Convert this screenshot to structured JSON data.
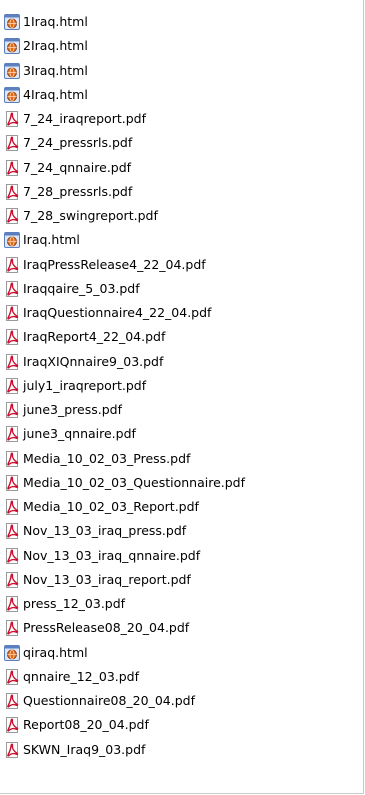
{
  "files": [
    {
      "name": "1Iraq.html",
      "type": "html",
      "icon": "html-file-icon"
    },
    {
      "name": "2Iraq.html",
      "type": "html",
      "icon": "html-file-icon"
    },
    {
      "name": "3Iraq.html",
      "type": "html",
      "icon": "html-file-icon"
    },
    {
      "name": "4Iraq.html",
      "type": "html",
      "icon": "html-file-icon"
    },
    {
      "name": "7_24_iraqreport.pdf",
      "type": "pdf",
      "icon": "pdf-file-icon"
    },
    {
      "name": "7_24_pressrls.pdf",
      "type": "pdf",
      "icon": "pdf-file-icon"
    },
    {
      "name": "7_24_qnnaire.pdf",
      "type": "pdf",
      "icon": "pdf-file-icon"
    },
    {
      "name": "7_28_pressrls.pdf",
      "type": "pdf",
      "icon": "pdf-file-icon"
    },
    {
      "name": "7_28_swingreport.pdf",
      "type": "pdf",
      "icon": "pdf-file-icon"
    },
    {
      "name": "Iraq.html",
      "type": "html",
      "icon": "html-file-icon"
    },
    {
      "name": "IraqPressRelease4_22_04.pdf",
      "type": "pdf",
      "icon": "pdf-file-icon"
    },
    {
      "name": "Iraqqaire_5_03.pdf",
      "type": "pdf",
      "icon": "pdf-file-icon"
    },
    {
      "name": "IraqQuestionnaire4_22_04.pdf",
      "type": "pdf",
      "icon": "pdf-file-icon"
    },
    {
      "name": "IraqReport4_22_04.pdf",
      "type": "pdf",
      "icon": "pdf-file-icon"
    },
    {
      "name": "IraqXIQnnaire9_03.pdf",
      "type": "pdf",
      "icon": "pdf-file-icon"
    },
    {
      "name": "july1_iraqreport.pdf",
      "type": "pdf",
      "icon": "pdf-file-icon"
    },
    {
      "name": "june3_press.pdf",
      "type": "pdf",
      "icon": "pdf-file-icon"
    },
    {
      "name": "june3_qnnaire.pdf",
      "type": "pdf",
      "icon": "pdf-file-icon"
    },
    {
      "name": "Media_10_02_03_Press.pdf",
      "type": "pdf",
      "icon": "pdf-file-icon"
    },
    {
      "name": "Media_10_02_03_Questionnaire.pdf",
      "type": "pdf",
      "icon": "pdf-file-icon"
    },
    {
      "name": "Media_10_02_03_Report.pdf",
      "type": "pdf",
      "icon": "pdf-file-icon"
    },
    {
      "name": "Nov_13_03_iraq_press.pdf",
      "type": "pdf",
      "icon": "pdf-file-icon"
    },
    {
      "name": "Nov_13_03_iraq_qnnaire.pdf",
      "type": "pdf",
      "icon": "pdf-file-icon"
    },
    {
      "name": "Nov_13_03_iraq_report.pdf",
      "type": "pdf",
      "icon": "pdf-file-icon"
    },
    {
      "name": "press_12_03.pdf",
      "type": "pdf",
      "icon": "pdf-file-icon"
    },
    {
      "name": "PressRelease08_20_04.pdf",
      "type": "pdf",
      "icon": "pdf-file-icon"
    },
    {
      "name": "qiraq.html",
      "type": "html",
      "icon": "html-file-icon"
    },
    {
      "name": "qnnaire_12_03.pdf",
      "type": "pdf",
      "icon": "pdf-file-icon"
    },
    {
      "name": "Questionnaire08_20_04.pdf",
      "type": "pdf",
      "icon": "pdf-file-icon"
    },
    {
      "name": "Report08_20_04.pdf",
      "type": "pdf",
      "icon": "pdf-file-icon"
    },
    {
      "name": "SKWN_Iraq9_03.pdf",
      "type": "pdf",
      "icon": "pdf-file-icon"
    }
  ],
  "colors": {
    "pdf_icon": "#c8102e",
    "html_icon_frame": "#5b7fbf",
    "html_icon_globe": "#e06a1b",
    "text": "#000000",
    "background": "#ffffff"
  }
}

:: REQUEST ::
Repeat all the records above exactly, leaving out any pictures.

:: RESPONSE ::
Convert this screenshot to structured JSON data.
{
  "files": [
    {
      "name": "1Iraq.html",
      "type": "html",
      "icon": "html-file-icon"
    },
    {
      "name": "2Iraq.html",
      "type": "html",
      "icon": "html-file-icon"
    },
    {
      "name": "3Iraq.html",
      "type": "html",
      "icon": "html-file-icon"
    },
    {
      "name": "4Iraq.html",
      "type": "html",
      "icon": "html-file-icon"
    },
    {
      "name": "7_24_iraqreport.pdf",
      "type": "pdf",
      "icon": "pdf-file-icon"
    },
    {
      "name": "7_24_pressrls.pdf",
      "type": "pdf",
      "icon": "pdf-file-icon"
    },
    {
      "name": "7_24_qnnaire.pdf",
      "type": "pdf",
      "icon": "pdf-file-icon"
    },
    {
      "name": "7_28_pressrls.pdf",
      "type": "pdf",
      "icon": "pdf-file-icon"
    },
    {
      "name": "7_28_swingreport.pdf",
      "type": "pdf",
      "icon": "pdf-file-icon"
    },
    {
      "name": "Iraq.html",
      "type": "html",
      "icon": "html-file-icon"
    },
    {
      "name": "IraqPressRelease4_22_04.pdf",
      "type": "pdf",
      "icon": "pdf-file-icon"
    },
    {
      "name": "Iraqqaire_5_03.pdf",
      "type": "pdf",
      "icon": "pdf-file-icon"
    },
    {
      "name": "IraqQuestionnaire4_22_04.pdf",
      "type": "pdf",
      "icon": "pdf-file-icon"
    },
    {
      "name": "IraqReport4_22_04.pdf",
      "type": "pdf",
      "icon": "pdf-file-icon"
    },
    {
      "name": "IraqXIQnnaire9_03.pdf",
      "type": "pdf",
      "icon": "pdf-file-icon"
    },
    {
      "name": "july1_iraqreport.pdf",
      "type": "pdf",
      "icon": "pdf-file-icon"
    },
    {
      "name": "june3_press.pdf",
      "type": "pdf",
      "icon": "pdf-file-icon"
    },
    {
      "name": "june3_qnnaire.pdf",
      "type": "pdf",
      "icon": "pdf-file-icon"
    },
    {
      "name": "Media_10_02_03_Press.pdf",
      "type": "pdf",
      "icon": "pdf-file-icon"
    },
    {
      "name": "Media_10_02_03_Questionnaire.pdf",
      "type": "pdf",
      "icon": "pdf-file-icon"
    },
    {
      "name": "Media_10_02_03_Report.pdf",
      "type": "pdf",
      "icon": "pdf-file-icon"
    },
    {
      "name": "Nov_13_03_iraq_press.pdf",
      "type": "pdf",
      "icon": "pdf-file-icon"
    },
    {
      "name": "Nov_13_03_iraq_qnnaire.pdf",
      "type": "pdf",
      "icon": "pdf-file-icon"
    },
    {
      "name": "Nov_13_03_iraq_report.pdf",
      "type": "pdf",
      "icon": "pdf-file-icon"
    },
    {
      "name": "press_12_03.pdf",
      "type": "pdf",
      "icon": "pdf-file-icon"
    },
    {
      "name": "PressRelease08_20_04.pdf",
      "type": "pdf",
      "icon": "pdf-file-icon"
    },
    {
      "name": "qiraq.html",
      "type": "html",
      "icon": "html-file-icon"
    },
    {
      "name": "qnnaire_12_03.pdf",
      "type": "pdf",
      "icon": "pdf-file-icon"
    },
    {
      "name": "Questionnaire08_20_04.pdf",
      "type": "pdf",
      "icon": "pdf-file-icon"
    },
    {
      "name": "Report08_20_04.pdf",
      "type": "pdf",
      "icon": "pdf-file-icon"
    },
    {
      "name": "SKWN_Iraq9_03.pdf",
      "type": "pdf",
      "icon": "pdf-file-icon"
    }
  ],
  "colors": {
    "pdf_icon": "#c8102e",
    "html_icon_frame": "#5b7fbf",
    "html_icon_globe": "#e06a1b",
    "text": "#000000",
    "background": "#ffffff"
  }
}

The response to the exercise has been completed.